WHAT IS EXPECTED — Pictures don't belong in the copy; print all the records exactly.

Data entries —
* start *

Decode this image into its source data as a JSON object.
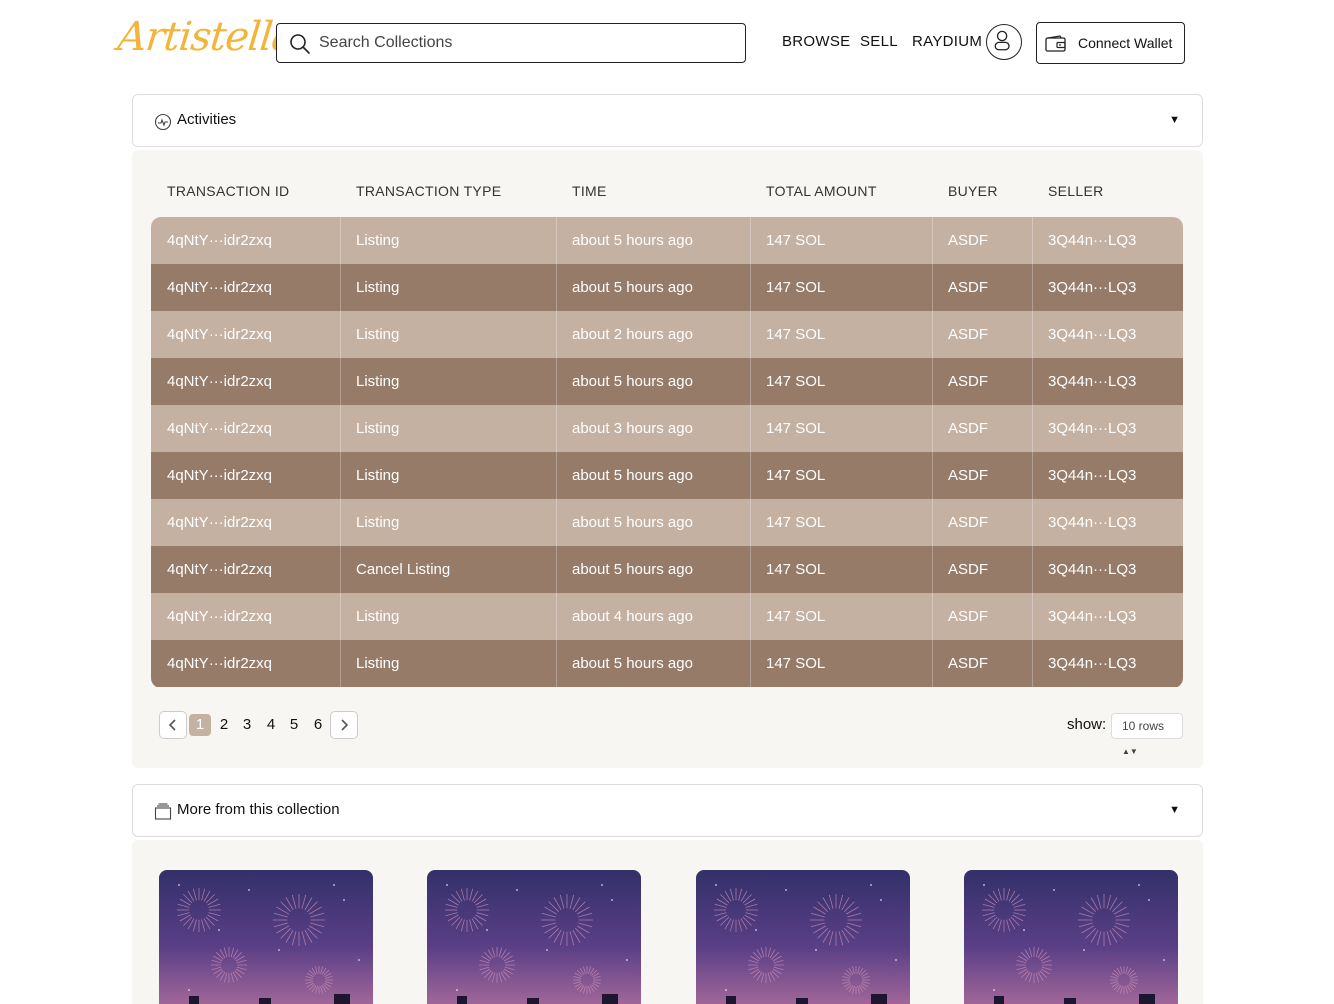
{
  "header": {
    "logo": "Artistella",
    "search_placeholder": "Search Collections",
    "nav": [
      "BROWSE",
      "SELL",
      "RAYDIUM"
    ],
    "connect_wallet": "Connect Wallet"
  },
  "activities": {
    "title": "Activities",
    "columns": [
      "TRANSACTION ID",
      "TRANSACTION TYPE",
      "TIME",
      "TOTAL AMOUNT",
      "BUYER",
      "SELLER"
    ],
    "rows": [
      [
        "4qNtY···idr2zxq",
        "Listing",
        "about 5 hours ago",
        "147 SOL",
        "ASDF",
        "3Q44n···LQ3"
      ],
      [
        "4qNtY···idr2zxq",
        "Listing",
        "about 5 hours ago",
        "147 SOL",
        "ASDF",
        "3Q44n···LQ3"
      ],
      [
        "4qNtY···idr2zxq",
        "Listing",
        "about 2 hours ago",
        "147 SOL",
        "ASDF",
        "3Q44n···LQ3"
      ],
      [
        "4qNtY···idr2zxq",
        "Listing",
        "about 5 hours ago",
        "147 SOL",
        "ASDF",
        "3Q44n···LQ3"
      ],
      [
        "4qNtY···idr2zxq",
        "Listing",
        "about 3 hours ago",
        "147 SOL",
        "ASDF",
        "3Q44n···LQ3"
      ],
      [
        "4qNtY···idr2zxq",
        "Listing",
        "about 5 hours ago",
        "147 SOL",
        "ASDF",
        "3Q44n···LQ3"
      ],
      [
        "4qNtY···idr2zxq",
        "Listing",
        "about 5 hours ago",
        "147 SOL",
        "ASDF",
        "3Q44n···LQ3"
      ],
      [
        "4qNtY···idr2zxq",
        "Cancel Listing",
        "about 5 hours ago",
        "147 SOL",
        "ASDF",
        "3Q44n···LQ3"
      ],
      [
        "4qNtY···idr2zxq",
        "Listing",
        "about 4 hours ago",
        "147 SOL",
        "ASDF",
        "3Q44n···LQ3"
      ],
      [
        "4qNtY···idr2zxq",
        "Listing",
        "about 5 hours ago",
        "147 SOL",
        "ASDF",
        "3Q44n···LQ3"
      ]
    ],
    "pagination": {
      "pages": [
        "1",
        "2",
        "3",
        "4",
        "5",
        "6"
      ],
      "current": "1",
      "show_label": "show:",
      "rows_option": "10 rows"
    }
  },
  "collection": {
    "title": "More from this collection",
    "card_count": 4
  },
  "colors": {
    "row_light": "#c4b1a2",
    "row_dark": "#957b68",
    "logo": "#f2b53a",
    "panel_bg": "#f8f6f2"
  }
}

* end *

ANSWER TO THE TASK —
Decode this image into its source data as a JSON object.
{
  "header": {
    "logo": "Artistella",
    "search_placeholder": "Search Collections",
    "nav": [
      "BROWSE",
      "SELL",
      "RAYDIUM"
    ],
    "connect_wallet": "Connect Wallet"
  },
  "activities": {
    "title": "Activities",
    "columns": [
      "TRANSACTION ID",
      "TRANSACTION TYPE",
      "TIME",
      "TOTAL AMOUNT",
      "BUYER",
      "SELLER"
    ],
    "rows": [
      [
        "4qNtY···idr2zxq",
        "Listing",
        "about 5 hours ago",
        "147 SOL",
        "ASDF",
        "3Q44n···LQ3"
      ],
      [
        "4qNtY···idr2zxq",
        "Listing",
        "about 5 hours ago",
        "147 SOL",
        "ASDF",
        "3Q44n···LQ3"
      ],
      [
        "4qNtY···idr2zxq",
        "Listing",
        "about 2 hours ago",
        "147 SOL",
        "ASDF",
        "3Q44n···LQ3"
      ],
      [
        "4qNtY···idr2zxq",
        "Listing",
        "about 5 hours ago",
        "147 SOL",
        "ASDF",
        "3Q44n···LQ3"
      ],
      [
        "4qNtY···idr2zxq",
        "Listing",
        "about 3 hours ago",
        "147 SOL",
        "ASDF",
        "3Q44n···LQ3"
      ],
      [
        "4qNtY···idr2zxq",
        "Listing",
        "about 5 hours ago",
        "147 SOL",
        "ASDF",
        "3Q44n···LQ3"
      ],
      [
        "4qNtY···idr2zxq",
        "Listing",
        "about 5 hours ago",
        "147 SOL",
        "ASDF",
        "3Q44n···LQ3"
      ],
      [
        "4qNtY···idr2zxq",
        "Cancel Listing",
        "about 5 hours ago",
        "147 SOL",
        "ASDF",
        "3Q44n···LQ3"
      ],
      [
        "4qNtY···idr2zxq",
        "Listing",
        "about 4 hours ago",
        "147 SOL",
        "ASDF",
        "3Q44n···LQ3"
      ],
      [
        "4qNtY···idr2zxq",
        "Listing",
        "about 5 hours ago",
        "147 SOL",
        "ASDF",
        "3Q44n···LQ3"
      ]
    ],
    "pagination": {
      "pages": [
        "1",
        "2",
        "3",
        "4",
        "5",
        "6"
      ],
      "current": "1",
      "show_label": "show:",
      "rows_option": "10 rows"
    }
  },
  "collection": {
    "title": "More from this collection",
    "card_count": 4
  },
  "colors": {
    "row_light": "#c4b1a2",
    "row_dark": "#957b68",
    "logo": "#f2b53a",
    "panel_bg": "#f8f6f2"
  }
}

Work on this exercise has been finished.